**Exercise set**
• a. List every year mentioned in the text about Ed Eberhart, in the order they appear.
• b. Pick up the biography of Ed Eberhart after its last sentence and carry it forward.

Selected text Block Start

US Air Force general

Ralph Edward "Ed" Eberhart (born December 6, 1946) is a retired four-star general in the United States Air Force (USAF). He served as the commander of North American Aerospace Defense Command (NORAD) and United States Northern Command, Peterson Air Force Base, Colorado. He was in charge of NORAD during the September 11 attacks in 2001.

==Biography==
Eberhart entered the USAF in 1968 as a graduate of the United States Air Force Academy, having been the cadet wing commander during his senior year.

A command pilot, General Eberhart has logged more than 5,000 hours, primarily in fighter and trainer aircraft, including 300 combat missions as a forward air controller in the Vietnam War.

While commander of the 363rd Tactical Fighter Wing during Operation Desert Shield, the unit established the theater's initial air-to-ground combat capability from a forward operating location.

Selected text Block End
Data provided Block Start

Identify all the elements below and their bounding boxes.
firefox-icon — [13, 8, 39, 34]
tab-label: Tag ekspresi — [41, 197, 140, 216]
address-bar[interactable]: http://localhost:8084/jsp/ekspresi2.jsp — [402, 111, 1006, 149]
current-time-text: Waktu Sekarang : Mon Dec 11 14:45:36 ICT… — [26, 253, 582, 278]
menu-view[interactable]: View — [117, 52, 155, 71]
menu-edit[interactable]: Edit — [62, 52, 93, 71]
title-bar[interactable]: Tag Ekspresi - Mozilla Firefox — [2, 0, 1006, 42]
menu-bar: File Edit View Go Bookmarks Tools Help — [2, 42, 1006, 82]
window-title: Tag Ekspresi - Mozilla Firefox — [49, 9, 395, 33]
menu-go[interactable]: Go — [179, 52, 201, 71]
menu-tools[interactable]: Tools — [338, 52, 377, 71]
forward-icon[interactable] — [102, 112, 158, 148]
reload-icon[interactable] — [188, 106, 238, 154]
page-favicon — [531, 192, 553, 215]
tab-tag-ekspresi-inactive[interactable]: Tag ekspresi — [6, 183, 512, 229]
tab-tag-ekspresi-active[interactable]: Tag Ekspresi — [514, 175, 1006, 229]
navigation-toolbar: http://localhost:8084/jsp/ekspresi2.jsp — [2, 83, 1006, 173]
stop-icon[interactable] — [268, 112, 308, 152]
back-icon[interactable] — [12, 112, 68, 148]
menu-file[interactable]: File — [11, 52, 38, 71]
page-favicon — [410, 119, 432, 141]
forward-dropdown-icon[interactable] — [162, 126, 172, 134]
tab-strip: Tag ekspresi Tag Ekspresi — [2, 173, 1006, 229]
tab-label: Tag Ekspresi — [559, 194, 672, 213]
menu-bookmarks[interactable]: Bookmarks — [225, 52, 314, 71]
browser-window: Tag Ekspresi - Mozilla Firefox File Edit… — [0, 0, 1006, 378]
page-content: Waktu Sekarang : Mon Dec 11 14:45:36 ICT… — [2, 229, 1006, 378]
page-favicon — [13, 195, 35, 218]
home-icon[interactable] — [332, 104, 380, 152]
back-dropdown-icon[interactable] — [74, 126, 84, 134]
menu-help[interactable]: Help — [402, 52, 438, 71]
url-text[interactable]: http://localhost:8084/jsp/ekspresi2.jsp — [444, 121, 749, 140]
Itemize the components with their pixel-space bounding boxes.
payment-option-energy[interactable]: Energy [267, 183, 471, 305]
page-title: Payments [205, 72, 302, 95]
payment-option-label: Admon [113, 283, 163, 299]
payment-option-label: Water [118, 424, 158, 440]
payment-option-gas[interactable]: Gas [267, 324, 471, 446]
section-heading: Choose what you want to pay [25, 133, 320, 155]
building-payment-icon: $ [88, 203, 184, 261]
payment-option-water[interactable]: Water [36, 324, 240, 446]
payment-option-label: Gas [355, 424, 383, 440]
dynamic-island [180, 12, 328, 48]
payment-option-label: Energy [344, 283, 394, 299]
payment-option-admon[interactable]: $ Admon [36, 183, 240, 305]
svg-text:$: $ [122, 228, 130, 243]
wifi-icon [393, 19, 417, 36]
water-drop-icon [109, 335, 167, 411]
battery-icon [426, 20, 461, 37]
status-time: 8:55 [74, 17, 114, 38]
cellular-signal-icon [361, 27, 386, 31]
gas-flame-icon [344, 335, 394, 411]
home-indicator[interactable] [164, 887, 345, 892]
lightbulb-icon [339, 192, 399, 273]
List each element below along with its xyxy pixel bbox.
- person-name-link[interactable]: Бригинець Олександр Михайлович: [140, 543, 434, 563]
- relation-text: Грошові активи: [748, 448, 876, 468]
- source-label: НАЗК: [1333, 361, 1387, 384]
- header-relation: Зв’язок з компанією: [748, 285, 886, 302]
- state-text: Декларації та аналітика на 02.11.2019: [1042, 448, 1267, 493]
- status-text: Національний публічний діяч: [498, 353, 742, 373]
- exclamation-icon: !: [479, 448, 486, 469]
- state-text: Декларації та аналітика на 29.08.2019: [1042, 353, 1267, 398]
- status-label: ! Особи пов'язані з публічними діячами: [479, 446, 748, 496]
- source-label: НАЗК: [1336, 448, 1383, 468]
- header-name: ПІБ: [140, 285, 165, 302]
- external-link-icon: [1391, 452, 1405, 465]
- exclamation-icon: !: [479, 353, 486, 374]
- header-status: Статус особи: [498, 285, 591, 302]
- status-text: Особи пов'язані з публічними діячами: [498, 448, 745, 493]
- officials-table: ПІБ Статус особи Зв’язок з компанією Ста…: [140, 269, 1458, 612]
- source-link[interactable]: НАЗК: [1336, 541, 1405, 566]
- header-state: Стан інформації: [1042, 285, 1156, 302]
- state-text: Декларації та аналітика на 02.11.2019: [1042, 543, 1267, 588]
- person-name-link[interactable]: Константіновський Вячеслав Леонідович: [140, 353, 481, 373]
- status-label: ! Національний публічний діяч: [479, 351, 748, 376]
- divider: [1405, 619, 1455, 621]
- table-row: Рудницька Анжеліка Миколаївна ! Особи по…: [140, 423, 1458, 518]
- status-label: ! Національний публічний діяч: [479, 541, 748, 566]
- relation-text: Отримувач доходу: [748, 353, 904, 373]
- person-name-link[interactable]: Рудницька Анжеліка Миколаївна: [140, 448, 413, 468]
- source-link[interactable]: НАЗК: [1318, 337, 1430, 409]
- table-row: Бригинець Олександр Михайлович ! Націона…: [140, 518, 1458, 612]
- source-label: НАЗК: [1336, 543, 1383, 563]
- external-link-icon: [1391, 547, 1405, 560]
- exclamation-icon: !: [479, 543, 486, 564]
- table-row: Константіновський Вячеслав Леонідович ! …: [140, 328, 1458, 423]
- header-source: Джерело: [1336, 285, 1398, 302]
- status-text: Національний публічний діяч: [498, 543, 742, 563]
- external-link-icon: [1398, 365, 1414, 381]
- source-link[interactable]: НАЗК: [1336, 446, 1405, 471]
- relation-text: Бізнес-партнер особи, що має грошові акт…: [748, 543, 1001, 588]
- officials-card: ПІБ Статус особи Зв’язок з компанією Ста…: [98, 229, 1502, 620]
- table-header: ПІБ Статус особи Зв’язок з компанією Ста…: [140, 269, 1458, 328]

Data provided Block End

**Replies**
• a. 1946, 2001, 1968

• b.
While he was lieutenant general in January 1996, Eberhart produced a novel concept in operational doctrine: "that a joint force commander could profitably use his air component to attack deep battle targets or at the start of an expeditionary operation before ground forces were in place." Chief of Staff of the Air Force general Ronald Fogleman embraced this doctrine, saying in April 1996: "The need for mass on the battlefield has now changed. We don’t need to occupy an enemy’s country to defeat his strategy. We can reduce his combat capabilities and in many instances defeat his armed forces from the air."

Eberhart's staff experience includes serving as executive officer to the Chief of Staff of the Air Force at Headquarters USAF; Deputy Chief of Staff for Inspection, Safety and Security, Headquarters Tactical Air Command; Director for Programs and Evaluation, Headquarters USAF; Director of Force Structure, Resources and Assessment, the Joint Staff; and Deputy Chief of Staff for Plans and Operations, Headquarters USAF. The general has also served as Vice Chief of Staff of the Air Force, commander, Air Combat Command, Commander, Air Force Space Command, and as commander-in-chief, United States Space Command.

Eberhart has commanded a flight, squadron, wing, numbered air force and two major commands, as well as one sub-unified command, two unified commands and one bi-national command.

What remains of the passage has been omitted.